AIM OF THE TASK ▸ Pull every "username" line out of the data below.
── MATERIAL FOR THIS EXERCISE
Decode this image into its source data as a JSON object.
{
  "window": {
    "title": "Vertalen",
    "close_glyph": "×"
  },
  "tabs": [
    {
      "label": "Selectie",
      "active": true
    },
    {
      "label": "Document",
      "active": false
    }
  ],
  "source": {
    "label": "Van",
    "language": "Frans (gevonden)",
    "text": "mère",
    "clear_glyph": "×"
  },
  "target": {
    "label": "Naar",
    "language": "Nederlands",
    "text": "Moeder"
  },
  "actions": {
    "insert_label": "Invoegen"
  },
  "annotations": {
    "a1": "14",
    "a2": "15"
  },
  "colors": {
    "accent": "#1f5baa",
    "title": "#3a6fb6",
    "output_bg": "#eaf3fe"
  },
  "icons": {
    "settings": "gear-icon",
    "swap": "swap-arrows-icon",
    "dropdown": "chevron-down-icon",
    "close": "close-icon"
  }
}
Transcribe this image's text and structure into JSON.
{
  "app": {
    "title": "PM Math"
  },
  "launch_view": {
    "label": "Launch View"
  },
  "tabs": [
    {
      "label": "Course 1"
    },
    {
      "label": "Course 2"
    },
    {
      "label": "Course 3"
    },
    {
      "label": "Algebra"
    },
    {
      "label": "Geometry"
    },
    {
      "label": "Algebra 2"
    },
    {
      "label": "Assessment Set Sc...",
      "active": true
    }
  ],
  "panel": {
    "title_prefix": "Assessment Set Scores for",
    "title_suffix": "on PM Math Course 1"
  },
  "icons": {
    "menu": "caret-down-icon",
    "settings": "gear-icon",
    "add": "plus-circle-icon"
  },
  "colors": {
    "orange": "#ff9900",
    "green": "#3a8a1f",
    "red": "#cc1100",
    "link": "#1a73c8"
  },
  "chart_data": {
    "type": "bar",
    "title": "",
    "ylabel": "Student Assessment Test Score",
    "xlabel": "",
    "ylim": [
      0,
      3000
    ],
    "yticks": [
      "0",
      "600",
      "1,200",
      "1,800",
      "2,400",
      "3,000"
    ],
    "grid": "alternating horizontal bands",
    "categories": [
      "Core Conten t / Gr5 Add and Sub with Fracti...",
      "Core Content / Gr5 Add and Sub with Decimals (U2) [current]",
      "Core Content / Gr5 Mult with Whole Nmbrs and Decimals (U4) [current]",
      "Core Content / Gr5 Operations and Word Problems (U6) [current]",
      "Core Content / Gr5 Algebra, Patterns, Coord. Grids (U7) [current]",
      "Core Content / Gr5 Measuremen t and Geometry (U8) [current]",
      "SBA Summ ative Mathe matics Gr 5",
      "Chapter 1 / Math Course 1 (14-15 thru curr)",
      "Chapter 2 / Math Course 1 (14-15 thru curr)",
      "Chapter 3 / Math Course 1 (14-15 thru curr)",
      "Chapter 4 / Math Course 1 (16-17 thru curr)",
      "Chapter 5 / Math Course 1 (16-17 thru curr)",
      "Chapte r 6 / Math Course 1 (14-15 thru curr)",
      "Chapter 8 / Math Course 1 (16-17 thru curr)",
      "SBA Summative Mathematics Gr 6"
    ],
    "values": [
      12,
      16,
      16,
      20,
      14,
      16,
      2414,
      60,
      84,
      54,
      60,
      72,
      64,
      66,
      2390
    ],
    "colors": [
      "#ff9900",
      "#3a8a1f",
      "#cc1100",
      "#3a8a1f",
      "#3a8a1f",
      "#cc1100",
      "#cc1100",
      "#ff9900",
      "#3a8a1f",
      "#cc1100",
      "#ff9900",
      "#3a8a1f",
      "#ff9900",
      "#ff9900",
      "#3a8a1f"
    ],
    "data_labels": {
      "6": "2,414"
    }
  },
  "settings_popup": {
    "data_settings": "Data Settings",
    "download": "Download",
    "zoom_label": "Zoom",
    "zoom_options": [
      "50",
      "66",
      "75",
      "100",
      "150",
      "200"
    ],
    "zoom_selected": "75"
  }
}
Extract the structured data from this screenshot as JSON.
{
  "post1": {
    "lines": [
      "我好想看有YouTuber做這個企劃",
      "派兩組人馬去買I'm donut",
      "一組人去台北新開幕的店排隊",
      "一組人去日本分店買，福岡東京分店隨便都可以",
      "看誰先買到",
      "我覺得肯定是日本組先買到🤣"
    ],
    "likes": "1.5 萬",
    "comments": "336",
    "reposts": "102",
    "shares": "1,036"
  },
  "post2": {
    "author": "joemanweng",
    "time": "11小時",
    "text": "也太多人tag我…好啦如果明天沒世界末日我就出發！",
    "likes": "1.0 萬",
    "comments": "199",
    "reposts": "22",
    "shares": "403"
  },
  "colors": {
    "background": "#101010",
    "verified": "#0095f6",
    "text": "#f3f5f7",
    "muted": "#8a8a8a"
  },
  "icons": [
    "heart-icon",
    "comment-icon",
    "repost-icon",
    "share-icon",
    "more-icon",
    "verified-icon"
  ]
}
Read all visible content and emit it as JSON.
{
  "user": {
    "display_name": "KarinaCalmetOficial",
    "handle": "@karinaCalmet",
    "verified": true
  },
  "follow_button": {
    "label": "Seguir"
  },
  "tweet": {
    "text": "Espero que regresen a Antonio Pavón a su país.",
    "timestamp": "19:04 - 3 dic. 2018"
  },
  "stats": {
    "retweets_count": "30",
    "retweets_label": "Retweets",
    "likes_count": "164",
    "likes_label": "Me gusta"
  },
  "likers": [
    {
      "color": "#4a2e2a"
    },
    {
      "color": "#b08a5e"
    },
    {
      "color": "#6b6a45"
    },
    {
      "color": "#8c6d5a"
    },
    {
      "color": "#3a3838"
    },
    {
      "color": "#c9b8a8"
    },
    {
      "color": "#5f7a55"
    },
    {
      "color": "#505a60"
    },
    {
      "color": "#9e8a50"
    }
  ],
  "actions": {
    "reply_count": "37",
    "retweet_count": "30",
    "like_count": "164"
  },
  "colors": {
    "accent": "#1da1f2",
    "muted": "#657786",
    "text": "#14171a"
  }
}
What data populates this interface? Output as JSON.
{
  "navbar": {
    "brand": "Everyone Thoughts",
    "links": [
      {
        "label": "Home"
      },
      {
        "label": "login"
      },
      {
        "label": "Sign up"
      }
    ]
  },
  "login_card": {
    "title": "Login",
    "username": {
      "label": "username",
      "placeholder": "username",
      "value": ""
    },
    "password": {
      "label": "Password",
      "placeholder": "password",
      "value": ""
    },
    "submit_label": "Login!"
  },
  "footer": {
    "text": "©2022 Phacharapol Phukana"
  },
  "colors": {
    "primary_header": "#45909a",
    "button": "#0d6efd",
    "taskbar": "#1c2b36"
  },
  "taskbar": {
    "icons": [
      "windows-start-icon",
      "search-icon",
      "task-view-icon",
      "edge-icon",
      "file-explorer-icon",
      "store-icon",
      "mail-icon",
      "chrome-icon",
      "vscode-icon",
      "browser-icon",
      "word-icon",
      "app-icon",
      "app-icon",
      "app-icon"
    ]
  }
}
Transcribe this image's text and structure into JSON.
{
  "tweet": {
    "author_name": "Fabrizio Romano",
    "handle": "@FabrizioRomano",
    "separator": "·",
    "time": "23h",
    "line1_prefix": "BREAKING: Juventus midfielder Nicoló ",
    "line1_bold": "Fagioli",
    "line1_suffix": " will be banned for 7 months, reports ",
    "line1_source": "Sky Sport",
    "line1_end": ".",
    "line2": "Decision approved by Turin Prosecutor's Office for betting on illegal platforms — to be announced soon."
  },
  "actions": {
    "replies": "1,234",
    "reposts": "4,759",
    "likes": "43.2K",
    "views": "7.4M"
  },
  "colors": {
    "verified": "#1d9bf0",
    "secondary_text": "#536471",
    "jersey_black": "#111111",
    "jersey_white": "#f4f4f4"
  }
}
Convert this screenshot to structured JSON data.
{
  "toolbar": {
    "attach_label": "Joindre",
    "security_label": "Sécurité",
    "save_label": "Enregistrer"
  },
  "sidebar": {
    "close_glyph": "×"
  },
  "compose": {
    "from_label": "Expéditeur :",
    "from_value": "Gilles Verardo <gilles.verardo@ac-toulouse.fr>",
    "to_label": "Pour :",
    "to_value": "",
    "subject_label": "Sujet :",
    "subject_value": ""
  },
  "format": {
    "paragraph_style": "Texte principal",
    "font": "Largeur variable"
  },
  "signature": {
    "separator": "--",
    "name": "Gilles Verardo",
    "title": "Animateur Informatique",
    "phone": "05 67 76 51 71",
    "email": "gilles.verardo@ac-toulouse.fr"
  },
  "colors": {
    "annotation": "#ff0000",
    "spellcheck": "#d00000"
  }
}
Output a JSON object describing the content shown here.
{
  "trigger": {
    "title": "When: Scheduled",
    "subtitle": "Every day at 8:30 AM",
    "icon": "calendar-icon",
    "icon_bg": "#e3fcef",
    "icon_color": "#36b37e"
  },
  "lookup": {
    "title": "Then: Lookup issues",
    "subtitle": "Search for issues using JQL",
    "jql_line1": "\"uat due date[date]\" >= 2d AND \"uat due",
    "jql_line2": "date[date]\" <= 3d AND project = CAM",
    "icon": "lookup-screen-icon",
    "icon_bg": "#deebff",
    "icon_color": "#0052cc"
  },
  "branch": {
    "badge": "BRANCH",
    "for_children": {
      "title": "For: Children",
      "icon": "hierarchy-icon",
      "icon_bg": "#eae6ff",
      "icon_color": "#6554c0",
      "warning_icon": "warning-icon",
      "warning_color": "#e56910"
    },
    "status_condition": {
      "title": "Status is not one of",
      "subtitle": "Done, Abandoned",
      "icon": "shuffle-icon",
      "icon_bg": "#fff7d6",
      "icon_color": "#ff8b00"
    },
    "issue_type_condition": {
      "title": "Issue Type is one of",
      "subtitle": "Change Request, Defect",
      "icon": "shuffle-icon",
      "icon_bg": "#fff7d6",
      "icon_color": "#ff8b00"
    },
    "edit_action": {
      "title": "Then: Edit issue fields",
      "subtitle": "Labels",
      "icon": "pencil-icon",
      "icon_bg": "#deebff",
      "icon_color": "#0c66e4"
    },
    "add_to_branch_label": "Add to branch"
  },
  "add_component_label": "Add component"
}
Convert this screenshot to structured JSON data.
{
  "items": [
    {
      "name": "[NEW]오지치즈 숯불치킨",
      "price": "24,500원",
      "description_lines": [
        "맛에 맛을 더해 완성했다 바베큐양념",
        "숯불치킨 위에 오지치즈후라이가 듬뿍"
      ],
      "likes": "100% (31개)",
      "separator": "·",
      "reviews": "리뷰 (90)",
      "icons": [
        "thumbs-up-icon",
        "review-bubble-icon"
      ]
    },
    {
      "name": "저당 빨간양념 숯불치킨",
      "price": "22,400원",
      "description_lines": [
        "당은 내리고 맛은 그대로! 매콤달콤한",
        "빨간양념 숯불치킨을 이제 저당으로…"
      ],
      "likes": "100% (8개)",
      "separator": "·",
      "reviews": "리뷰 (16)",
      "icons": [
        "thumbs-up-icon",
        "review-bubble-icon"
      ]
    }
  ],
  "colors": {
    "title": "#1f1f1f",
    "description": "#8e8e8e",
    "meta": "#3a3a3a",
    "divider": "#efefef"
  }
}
────
CORRECT ANSWER ▸
    "username": {
      "label": "username",
      "placeholder": "username",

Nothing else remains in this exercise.